**Task to carry out:** Restate the complete material exactly.

**Supplied material:**
□ □ □ □ □ □ □
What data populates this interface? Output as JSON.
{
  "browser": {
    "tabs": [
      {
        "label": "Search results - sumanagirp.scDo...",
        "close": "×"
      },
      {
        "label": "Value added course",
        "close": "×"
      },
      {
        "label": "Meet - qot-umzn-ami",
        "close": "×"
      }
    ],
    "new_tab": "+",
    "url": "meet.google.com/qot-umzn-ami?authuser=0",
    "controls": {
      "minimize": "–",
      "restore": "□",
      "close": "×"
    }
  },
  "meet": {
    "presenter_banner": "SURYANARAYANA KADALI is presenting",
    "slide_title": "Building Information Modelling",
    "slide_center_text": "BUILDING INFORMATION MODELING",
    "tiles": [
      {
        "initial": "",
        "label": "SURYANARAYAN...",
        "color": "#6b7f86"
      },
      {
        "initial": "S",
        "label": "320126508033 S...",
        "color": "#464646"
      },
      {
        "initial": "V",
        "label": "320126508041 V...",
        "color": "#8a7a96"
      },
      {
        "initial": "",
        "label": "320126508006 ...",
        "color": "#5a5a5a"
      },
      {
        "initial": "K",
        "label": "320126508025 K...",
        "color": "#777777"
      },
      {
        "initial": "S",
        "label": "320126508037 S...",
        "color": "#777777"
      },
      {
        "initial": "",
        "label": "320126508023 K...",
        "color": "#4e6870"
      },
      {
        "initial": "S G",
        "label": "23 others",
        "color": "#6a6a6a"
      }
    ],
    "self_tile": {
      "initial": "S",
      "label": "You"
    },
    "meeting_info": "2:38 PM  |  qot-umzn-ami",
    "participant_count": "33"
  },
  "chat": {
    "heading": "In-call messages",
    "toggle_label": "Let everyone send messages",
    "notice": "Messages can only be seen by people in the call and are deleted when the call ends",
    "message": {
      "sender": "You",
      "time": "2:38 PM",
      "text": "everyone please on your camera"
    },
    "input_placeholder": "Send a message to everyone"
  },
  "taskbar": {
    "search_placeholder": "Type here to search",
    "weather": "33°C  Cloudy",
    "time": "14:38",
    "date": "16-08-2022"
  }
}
□ □ □ □ □ □ □
**Correct result:**
What data populates this interface? Output as JSON.
{
  "browser": {
    "tabs": [
      {
        "label": "Search results - sumanagirp.scDo...",
        "close": "×"
      },
      {
        "label": "Value added course",
        "close": "×"
      },
      {
        "label": "Meet - qot-umzn-ami",
        "close": "×"
      }
    ],
    "new_tab": "+",
    "url": "meet.google.com/qot-umzn-ami?authuser=0",
    "controls": {
      "minimize": "–",
      "restore": "□",
      "close": "×"
    }
  },
  "meet": {
    "presenter_banner": "SURYANARAYANA KADALI is presenting",
    "slide_title": "Building Information Modelling",
    "slide_center_text": "BUILDING INFORMATION MODELING",
    "tiles": [
      {
        "initial": "",
        "label": "SURYANARAYAN...",
        "color": "#6b7f86"
      },
      {
        "initial": "S",
        "label": "320126508033 S...",
        "color": "#464646"
      },
      {
        "initial": "V",
        "label": "320126508041 V...",
        "color": "#8a7a96"
      },
      {
        "initial": "",
        "label": "320126508006 ...",
        "color": "#5a5a5a"
      },
      {
        "initial": "K",
        "label": "320126508025 K...",
        "color": "#777777"
      },
      {
        "initial": "S",
        "label": "320126508037 S...",
        "color": "#777777"
      },
      {
        "initial": "",
        "label": "320126508023 K...",
        "color": "#4e6870"
      },
      {
        "initial": "S G",
        "label": "23 others",
        "color": "#6a6a6a"
      }
    ],
    "self_tile": {
      "initial": "S",
      "label": "You"
    },
    "meeting_info": "2:38 PM  |  qot-umzn-ami",
    "participant_count": "33"
  },
  "chat": {
    "heading": "In-call messages",
    "toggle_label": "Let everyone send messages",
    "notice": "Messages can only be seen by people in the call and are deleted when the call ends",
    "message": {
      "sender": "You",
      "time": "2:38 PM",
      "text": "everyone please on your camera"
    },
    "input_placeholder": "Send a message to everyone"
  },
  "taskbar": {
    "search_placeholder": "Type here to search",
    "weather": "33°C  Cloudy",
    "time": "14:38",
    "date": "16-08-2022"
  }
}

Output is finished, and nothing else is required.